Data listing

▶

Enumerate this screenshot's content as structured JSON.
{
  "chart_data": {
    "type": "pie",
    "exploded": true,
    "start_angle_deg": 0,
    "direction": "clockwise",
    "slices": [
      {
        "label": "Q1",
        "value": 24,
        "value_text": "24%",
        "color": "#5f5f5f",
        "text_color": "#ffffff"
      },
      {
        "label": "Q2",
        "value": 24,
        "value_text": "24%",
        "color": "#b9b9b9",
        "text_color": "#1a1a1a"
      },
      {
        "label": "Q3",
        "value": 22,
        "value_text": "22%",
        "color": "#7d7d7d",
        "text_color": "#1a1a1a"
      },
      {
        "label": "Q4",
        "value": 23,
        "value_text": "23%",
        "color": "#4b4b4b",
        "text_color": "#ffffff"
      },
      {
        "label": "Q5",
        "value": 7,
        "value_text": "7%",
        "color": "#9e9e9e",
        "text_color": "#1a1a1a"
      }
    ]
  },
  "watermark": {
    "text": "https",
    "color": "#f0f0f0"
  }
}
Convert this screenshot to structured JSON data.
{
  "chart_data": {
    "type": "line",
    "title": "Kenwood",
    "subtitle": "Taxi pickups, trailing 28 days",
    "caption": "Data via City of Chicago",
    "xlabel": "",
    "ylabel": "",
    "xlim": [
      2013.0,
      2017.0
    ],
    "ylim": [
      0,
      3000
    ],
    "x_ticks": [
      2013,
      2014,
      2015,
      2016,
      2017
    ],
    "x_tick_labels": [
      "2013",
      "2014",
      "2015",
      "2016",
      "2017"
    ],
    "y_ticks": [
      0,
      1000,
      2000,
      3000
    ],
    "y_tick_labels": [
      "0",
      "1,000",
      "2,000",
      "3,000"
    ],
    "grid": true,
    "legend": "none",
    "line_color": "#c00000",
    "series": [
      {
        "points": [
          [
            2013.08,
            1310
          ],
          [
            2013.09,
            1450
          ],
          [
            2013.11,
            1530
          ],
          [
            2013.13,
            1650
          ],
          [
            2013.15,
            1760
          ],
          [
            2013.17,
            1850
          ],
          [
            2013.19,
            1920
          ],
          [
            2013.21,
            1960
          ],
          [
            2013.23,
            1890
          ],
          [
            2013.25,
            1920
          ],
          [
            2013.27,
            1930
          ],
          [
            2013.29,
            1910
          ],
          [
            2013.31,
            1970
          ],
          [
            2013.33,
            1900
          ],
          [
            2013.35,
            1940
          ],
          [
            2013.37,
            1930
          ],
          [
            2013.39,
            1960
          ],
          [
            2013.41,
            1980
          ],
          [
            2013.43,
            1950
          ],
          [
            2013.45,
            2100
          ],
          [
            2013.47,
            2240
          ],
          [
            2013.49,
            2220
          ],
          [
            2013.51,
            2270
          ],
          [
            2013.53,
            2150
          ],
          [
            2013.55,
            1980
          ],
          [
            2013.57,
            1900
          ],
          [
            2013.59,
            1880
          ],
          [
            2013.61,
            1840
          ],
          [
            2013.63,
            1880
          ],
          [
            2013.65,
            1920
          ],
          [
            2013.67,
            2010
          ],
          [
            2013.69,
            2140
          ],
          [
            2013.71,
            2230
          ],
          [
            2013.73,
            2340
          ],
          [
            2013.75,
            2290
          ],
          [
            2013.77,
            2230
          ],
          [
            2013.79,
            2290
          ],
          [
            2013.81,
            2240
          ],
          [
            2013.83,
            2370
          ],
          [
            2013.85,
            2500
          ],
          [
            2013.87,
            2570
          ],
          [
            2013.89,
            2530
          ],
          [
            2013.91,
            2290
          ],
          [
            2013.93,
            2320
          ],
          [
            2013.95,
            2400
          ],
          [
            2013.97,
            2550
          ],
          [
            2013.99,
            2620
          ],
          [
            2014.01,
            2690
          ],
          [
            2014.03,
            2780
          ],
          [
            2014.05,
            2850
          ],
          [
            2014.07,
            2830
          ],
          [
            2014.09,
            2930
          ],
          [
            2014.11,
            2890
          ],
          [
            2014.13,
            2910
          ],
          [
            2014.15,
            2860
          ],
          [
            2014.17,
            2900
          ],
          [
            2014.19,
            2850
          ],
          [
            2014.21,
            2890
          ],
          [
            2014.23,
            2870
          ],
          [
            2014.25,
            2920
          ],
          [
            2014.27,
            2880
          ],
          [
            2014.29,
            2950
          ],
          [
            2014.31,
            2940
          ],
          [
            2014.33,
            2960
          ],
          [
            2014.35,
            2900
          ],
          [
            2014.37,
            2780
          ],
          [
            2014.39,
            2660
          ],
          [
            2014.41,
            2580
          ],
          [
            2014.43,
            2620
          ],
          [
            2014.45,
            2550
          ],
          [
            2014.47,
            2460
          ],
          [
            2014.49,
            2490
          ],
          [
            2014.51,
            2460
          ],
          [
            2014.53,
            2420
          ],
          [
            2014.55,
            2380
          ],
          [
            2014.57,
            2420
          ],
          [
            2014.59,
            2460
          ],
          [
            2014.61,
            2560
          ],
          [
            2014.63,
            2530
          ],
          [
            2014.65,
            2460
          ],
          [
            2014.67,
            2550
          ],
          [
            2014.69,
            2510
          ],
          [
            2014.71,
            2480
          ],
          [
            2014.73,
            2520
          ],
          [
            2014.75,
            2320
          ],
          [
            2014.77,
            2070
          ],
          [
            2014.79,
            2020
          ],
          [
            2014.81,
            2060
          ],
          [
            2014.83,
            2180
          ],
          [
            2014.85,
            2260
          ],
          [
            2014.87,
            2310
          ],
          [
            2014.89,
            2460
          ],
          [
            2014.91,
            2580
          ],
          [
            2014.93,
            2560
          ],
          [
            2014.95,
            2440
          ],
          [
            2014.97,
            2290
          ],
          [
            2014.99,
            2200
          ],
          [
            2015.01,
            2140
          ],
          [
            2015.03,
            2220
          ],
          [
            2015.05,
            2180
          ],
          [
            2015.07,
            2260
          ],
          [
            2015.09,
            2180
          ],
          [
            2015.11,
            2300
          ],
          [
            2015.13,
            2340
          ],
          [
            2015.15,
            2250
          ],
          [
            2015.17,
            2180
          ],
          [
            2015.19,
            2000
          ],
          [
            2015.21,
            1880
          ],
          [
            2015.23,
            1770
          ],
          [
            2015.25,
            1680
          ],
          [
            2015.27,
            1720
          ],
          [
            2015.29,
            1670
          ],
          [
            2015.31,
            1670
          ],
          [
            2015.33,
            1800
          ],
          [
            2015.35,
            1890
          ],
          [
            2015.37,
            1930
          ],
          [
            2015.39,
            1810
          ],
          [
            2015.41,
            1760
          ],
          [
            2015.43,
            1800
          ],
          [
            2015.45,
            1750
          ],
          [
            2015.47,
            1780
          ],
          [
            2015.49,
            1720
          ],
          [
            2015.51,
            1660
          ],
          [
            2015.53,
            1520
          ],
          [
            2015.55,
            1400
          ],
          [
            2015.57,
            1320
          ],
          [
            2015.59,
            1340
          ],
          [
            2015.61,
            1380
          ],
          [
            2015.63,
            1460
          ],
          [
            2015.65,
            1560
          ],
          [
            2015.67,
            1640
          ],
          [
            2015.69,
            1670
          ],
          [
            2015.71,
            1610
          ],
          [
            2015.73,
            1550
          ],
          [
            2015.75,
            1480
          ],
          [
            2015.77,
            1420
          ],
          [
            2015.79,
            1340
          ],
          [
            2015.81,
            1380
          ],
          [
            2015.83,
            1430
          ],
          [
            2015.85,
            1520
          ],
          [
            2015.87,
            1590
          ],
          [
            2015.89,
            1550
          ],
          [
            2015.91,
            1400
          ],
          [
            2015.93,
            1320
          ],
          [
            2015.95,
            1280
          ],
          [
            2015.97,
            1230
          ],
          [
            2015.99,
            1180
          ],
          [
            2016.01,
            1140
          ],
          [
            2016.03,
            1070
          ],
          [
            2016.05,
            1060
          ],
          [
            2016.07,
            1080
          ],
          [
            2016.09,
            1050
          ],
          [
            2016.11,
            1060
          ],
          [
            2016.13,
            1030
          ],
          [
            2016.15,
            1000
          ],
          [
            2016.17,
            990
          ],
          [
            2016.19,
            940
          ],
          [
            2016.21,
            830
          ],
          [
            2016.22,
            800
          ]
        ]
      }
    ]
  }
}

◀

■ **WHAT TO PRODUCE**: Go through the material line by line. Show each line that contains the string "structured".

■ **EXERCISE RESPONSE**:
Enumerate this screenshot's content as structured JSON.
Convert this screenshot to structured JSON data.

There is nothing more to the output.